(Figure contents as structured data)

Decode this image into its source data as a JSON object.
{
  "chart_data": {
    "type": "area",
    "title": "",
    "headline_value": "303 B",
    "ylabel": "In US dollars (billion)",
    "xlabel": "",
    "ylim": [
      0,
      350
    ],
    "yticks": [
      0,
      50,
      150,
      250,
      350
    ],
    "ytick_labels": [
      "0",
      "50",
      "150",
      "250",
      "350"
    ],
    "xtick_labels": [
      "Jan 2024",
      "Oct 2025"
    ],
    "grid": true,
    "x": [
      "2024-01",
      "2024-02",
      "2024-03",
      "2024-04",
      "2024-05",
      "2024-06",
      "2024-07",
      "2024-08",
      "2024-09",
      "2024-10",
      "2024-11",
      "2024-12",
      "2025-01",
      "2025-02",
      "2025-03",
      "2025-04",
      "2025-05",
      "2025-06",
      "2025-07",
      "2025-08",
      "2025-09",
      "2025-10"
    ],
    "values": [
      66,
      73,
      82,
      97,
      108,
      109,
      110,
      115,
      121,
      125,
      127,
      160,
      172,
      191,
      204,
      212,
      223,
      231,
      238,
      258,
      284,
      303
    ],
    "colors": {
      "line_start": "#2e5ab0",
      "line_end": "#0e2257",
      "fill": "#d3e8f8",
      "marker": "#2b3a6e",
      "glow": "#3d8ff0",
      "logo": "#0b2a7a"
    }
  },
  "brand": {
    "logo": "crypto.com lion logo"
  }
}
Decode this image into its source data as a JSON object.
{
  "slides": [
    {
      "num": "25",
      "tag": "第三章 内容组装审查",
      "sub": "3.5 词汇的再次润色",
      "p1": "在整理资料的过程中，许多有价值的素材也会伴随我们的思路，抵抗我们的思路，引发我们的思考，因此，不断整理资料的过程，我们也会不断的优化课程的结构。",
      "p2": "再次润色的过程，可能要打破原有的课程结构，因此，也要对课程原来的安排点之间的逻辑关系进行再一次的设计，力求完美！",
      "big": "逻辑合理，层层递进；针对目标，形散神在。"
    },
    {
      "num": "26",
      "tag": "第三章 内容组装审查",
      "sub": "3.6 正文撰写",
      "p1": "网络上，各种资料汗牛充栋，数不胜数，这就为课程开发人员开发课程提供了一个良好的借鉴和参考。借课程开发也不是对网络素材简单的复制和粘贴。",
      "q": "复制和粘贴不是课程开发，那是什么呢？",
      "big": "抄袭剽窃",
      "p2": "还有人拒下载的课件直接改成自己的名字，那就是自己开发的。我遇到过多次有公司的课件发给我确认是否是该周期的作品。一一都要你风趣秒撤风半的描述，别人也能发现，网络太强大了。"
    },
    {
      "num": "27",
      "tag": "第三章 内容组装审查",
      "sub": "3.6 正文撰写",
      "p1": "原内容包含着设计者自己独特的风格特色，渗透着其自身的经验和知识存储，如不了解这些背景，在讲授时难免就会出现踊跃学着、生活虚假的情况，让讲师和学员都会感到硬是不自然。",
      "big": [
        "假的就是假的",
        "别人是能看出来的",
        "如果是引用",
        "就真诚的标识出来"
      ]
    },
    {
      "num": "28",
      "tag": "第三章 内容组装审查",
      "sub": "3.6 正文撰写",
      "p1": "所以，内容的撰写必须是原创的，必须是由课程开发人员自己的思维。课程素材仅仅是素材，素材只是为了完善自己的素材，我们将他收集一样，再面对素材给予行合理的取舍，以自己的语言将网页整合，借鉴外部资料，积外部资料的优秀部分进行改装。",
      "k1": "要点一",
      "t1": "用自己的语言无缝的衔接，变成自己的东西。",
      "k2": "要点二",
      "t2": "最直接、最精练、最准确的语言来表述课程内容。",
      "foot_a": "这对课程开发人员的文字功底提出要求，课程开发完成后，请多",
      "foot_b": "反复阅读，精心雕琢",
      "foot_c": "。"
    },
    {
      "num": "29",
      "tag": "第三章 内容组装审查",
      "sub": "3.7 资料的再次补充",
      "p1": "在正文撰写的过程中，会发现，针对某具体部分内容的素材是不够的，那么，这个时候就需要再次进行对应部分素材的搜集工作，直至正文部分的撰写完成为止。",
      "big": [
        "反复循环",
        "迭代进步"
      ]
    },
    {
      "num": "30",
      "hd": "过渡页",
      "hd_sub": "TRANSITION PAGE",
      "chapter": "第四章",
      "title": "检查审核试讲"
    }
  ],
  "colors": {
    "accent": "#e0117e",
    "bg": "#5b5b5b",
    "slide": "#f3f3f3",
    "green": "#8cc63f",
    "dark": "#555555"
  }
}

**STATED PROBLEM**
Restate each of the entries above verbatim.

**CORRECT OUTPUT**
Decode this image into its source data as a JSON object.
{
  "chart_data": {
    "type": "area",
    "title": "",
    "headline_value": "303 B",
    "ylabel": "In US dollars (billion)",
    "xlabel": "",
    "ylim": [
      0,
      350
    ],
    "yticks": [
      0,
      50,
      150,
      250,
      350
    ],
    "ytick_labels": [
      "0",
      "50",
      "150",
      "250",
      "350"
    ],
    "xtick_labels": [
      "Jan 2024",
      "Oct 2025"
    ],
    "grid": true,
    "x": [
      "2024-01",
      "2024-02",
      "2024-03",
      "2024-04",
      "2024-05",
      "2024-06",
      "2024-07",
      "2024-08",
      "2024-09",
      "2024-10",
      "2024-11",
      "2024-12",
      "2025-01",
      "2025-02",
      "2025-03",
      "2025-04",
      "2025-05",
      "2025-06",
      "2025-07",
      "2025-08",
      "2025-09",
      "2025-10"
    ],
    "values": [
      66,
      73,
      82,
      97,
      108,
      109,
      110,
      115,
      121,
      125,
      127,
      160,
      172,
      191,
      204,
      212,
      223,
      231,
      238,
      258,
      284,
      303
    ],
    "colors": {
      "line_start": "#2e5ab0",
      "line_end": "#0e2257",
      "fill": "#d3e8f8",
      "marker": "#2b3a6e",
      "glow": "#3d8ff0",
      "logo": "#0b2a7a"
    }
  },
  "brand": {
    "logo": "crypto.com lion logo"
  }
}
Decode this image into its source data as a JSON object.
{
  "slides": [
    {
      "num": "25",
      "tag": "第三章 内容组装审查",
      "sub": "3.5 词汇的再次润色",
      "p1": "在整理资料的过程中，许多有价值的素材也会伴随我们的思路，抵抗我们的思路，引发我们的思考，因此，不断整理资料的过程，我们也会不断的优化课程的结构。",
      "p2": "再次润色的过程，可能要打破原有的课程结构，因此，也要对课程原来的安排点之间的逻辑关系进行再一次的设计，力求完美！",
      "big": "逻辑合理，层层递进；针对目标，形散神在。"
    },
    {
      "num": "26",
      "tag": "第三章 内容组装审查",
      "sub": "3.6 正文撰写",
      "p1": "网络上，各种资料汗牛充栋，数不胜数，这就为课程开发人员开发课程提供了一个良好的借鉴和参考。借课程开发也不是对网络素材简单的复制和粘贴。",
      "q": "复制和粘贴不是课程开发，那是什么呢？",
      "big": "抄袭剽窃",
      "p2": "还有人拒下载的课件直接改成自己的名字，那就是自己开发的。我遇到过多次有公司的课件发给我确认是否是该周期的作品。一一都要你风趣秒撤风半的描述，别人也能发现，网络太强大了。"
    },
    {
      "num": "27",
      "tag": "第三章 内容组装审查",
      "sub": "3.6 正文撰写",
      "p1": "原内容包含着设计者自己独特的风格特色，渗透着其自身的经验和知识存储，如不了解这些背景，在讲授时难免就会出现踊跃学着、生活虚假的情况，让讲师和学员都会感到硬是不自然。",
      "big": [
        "假的就是假的",
        "别人是能看出来的",
        "如果是引用",
        "就真诚的标识出来"
      ]
    },
    {
      "num": "28",
      "tag": "第三章 内容组装审查",
      "sub": "3.6 正文撰写",
      "p1": "所以，内容的撰写必须是原创的，必须是由课程开发人员自己的思维。课程素材仅仅是素材，素材只是为了完善自己的素材，我们将他收集一样，再面对素材给予行合理的取舍，以自己的语言将网页整合，借鉴外部资料，积外部资料的优秀部分进行改装。",
      "k1": "要点一",
      "t1": "用自己的语言无缝的衔接，变成自己的东西。",
      "k2": "要点二",
      "t2": "最直接、最精练、最准确的语言来表述课程内容。",
      "foot_a": "这对课程开发人员的文字功底提出要求，课程开发完成后，请多",
      "foot_b": "反复阅读，精心雕琢",
      "foot_c": "。"
    },
    {
      "num": "29",
      "tag": "第三章 内容组装审查",
      "sub": "3.7 资料的再次补充",
      "p1": "在正文撰写的过程中，会发现，针对某具体部分内容的素材是不够的，那么，这个时候就需要再次进行对应部分素材的搜集工作，直至正文部分的撰写完成为止。",
      "big": [
        "反复循环",
        "迭代进步"
      ]
    },
    {
      "num": "30",
      "hd": "过渡页",
      "hd_sub": "TRANSITION PAGE",
      "chapter": "第四章",
      "title": "检查审核试讲"
    }
  ],
  "colors": {
    "accent": "#e0117e",
    "bg": "#5b5b5b",
    "slide": "#f3f3f3",
    "green": "#8cc63f",
    "dark": "#555555"
  }
}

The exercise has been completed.